_TO DO_
All the data should come back exactly as it was given.

_RECORDS TO PROCESS_

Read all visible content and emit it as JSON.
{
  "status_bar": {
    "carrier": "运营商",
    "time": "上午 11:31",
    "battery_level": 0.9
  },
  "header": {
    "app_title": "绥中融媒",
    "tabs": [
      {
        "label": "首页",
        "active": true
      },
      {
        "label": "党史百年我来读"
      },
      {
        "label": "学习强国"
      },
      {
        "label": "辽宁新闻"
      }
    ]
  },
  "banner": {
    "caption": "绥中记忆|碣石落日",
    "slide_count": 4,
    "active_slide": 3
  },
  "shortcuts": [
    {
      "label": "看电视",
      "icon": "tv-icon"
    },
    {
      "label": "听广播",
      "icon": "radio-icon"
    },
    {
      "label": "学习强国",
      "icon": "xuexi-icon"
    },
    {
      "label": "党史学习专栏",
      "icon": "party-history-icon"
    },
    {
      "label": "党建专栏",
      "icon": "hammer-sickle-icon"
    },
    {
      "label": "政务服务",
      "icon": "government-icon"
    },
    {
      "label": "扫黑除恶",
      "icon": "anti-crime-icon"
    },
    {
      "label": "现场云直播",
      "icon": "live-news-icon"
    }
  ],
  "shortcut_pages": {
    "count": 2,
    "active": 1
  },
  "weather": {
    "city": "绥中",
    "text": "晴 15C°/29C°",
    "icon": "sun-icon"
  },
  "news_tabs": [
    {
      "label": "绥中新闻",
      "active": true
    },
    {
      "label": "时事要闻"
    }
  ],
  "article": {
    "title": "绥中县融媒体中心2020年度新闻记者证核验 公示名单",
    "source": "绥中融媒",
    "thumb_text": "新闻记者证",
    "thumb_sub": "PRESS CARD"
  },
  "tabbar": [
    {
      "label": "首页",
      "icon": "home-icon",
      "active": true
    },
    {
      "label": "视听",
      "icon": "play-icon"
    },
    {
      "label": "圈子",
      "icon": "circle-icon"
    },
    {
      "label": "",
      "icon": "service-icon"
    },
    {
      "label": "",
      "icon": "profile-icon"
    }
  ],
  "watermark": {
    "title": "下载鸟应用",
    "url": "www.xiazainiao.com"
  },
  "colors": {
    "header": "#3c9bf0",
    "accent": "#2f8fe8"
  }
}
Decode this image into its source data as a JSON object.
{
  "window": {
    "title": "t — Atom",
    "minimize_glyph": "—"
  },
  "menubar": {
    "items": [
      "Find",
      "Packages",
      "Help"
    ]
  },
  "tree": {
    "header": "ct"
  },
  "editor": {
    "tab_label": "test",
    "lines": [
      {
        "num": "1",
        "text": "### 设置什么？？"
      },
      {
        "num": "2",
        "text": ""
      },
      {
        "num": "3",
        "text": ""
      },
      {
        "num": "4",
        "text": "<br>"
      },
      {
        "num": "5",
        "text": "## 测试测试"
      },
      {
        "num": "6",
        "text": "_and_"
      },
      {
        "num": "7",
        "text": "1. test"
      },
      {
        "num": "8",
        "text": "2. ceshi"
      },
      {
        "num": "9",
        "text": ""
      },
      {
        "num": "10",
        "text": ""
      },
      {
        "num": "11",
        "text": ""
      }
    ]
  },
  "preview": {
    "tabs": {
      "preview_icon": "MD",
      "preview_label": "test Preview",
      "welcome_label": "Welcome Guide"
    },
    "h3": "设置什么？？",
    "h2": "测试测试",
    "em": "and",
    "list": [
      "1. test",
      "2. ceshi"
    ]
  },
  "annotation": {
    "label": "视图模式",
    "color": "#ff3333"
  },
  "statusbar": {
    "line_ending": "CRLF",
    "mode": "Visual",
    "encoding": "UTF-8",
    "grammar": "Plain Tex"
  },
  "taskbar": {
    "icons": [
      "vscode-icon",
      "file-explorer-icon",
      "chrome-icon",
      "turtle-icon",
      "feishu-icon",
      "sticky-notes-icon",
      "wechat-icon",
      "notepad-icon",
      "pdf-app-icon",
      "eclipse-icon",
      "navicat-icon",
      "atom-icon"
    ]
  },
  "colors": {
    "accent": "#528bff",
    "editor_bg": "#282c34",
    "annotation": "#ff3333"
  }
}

_EXERCISE OUTPUT_
Read all visible content and emit it as JSON.
{
  "status_bar": {
    "carrier": "运营商",
    "time": "上午 11:31",
    "battery_level": 0.9
  },
  "header": {
    "app_title": "绥中融媒",
    "tabs": [
      {
        "label": "首页",
        "active": true
      },
      {
        "label": "党史百年我来读"
      },
      {
        "label": "学习强国"
      },
      {
        "label": "辽宁新闻"
      }
    ]
  },
  "banner": {
    "caption": "绥中记忆|碣石落日",
    "slide_count": 4,
    "active_slide": 3
  },
  "shortcuts": [
    {
      "label": "看电视",
      "icon": "tv-icon"
    },
    {
      "label": "听广播",
      "icon": "radio-icon"
    },
    {
      "label": "学习强国",
      "icon": "xuexi-icon"
    },
    {
      "label": "党史学习专栏",
      "icon": "party-history-icon"
    },
    {
      "label": "党建专栏",
      "icon": "hammer-sickle-icon"
    },
    {
      "label": "政务服务",
      "icon": "government-icon"
    },
    {
      "label": "扫黑除恶",
      "icon": "anti-crime-icon"
    },
    {
      "label": "现场云直播",
      "icon": "live-news-icon"
    }
  ],
  "shortcut_pages": {
    "count": 2,
    "active": 1
  },
  "weather": {
    "city": "绥中",
    "text": "晴 15C°/29C°",
    "icon": "sun-icon"
  },
  "news_tabs": [
    {
      "label": "绥中新闻",
      "active": true
    },
    {
      "label": "时事要闻"
    }
  ],
  "article": {
    "title": "绥中县融媒体中心2020年度新闻记者证核验 公示名单",
    "source": "绥中融媒",
    "thumb_text": "新闻记者证",
    "thumb_sub": "PRESS CARD"
  },
  "tabbar": [
    {
      "label": "首页",
      "icon": "home-icon",
      "active": true
    },
    {
      "label": "视听",
      "icon": "play-icon"
    },
    {
      "label": "圈子",
      "icon": "circle-icon"
    },
    {
      "label": "",
      "icon": "service-icon"
    },
    {
      "label": "",
      "icon": "profile-icon"
    }
  ],
  "watermark": {
    "title": "下载鸟应用",
    "url": "www.xiazainiao.com"
  },
  "colors": {
    "header": "#3c9bf0",
    "accent": "#2f8fe8"
  }
}
Decode this image into its source data as a JSON object.
{
  "window": {
    "title": "t — Atom",
    "minimize_glyph": "—"
  },
  "menubar": {
    "items": [
      "Find",
      "Packages",
      "Help"
    ]
  },
  "tree": {
    "header": "ct"
  },
  "editor": {
    "tab_label": "test",
    "lines": [
      {
        "num": "1",
        "text": "### 设置什么？？"
      },
      {
        "num": "2",
        "text": ""
      },
      {
        "num": "3",
        "text": ""
      },
      {
        "num": "4",
        "text": "<br>"
      },
      {
        "num": "5",
        "text": "## 测试测试"
      },
      {
        "num": "6",
        "text": "_and_"
      },
      {
        "num": "7",
        "text": "1. test"
      },
      {
        "num": "8",
        "text": "2. ceshi"
      },
      {
        "num": "9",
        "text": ""
      },
      {
        "num": "10",
        "text": ""
      },
      {
        "num": "11",
        "text": ""
      }
    ]
  },
  "preview": {
    "tabs": {
      "preview_icon": "MD",
      "preview_label": "test Preview",
      "welcome_label": "Welcome Guide"
    },
    "h3": "设置什么？？",
    "h2": "测试测试",
    "em": "and",
    "list": [
      "1. test",
      "2. ceshi"
    ]
  },
  "annotation": {
    "label": "视图模式",
    "color": "#ff3333"
  },
  "statusbar": {
    "line_ending": "CRLF",
    "mode": "Visual",
    "encoding": "UTF-8",
    "grammar": "Plain Tex"
  },
  "taskbar": {
    "icons": [
      "vscode-icon",
      "file-explorer-icon",
      "chrome-icon",
      "turtle-icon",
      "feishu-icon",
      "sticky-notes-icon",
      "wechat-icon",
      "notepad-icon",
      "pdf-app-icon",
      "eclipse-icon",
      "navicat-icon",
      "atom-icon"
    ]
  },
  "colors": {
    "accent": "#528bff",
    "editor_bg": "#282c34",
    "annotation": "#ff3333"
  }
}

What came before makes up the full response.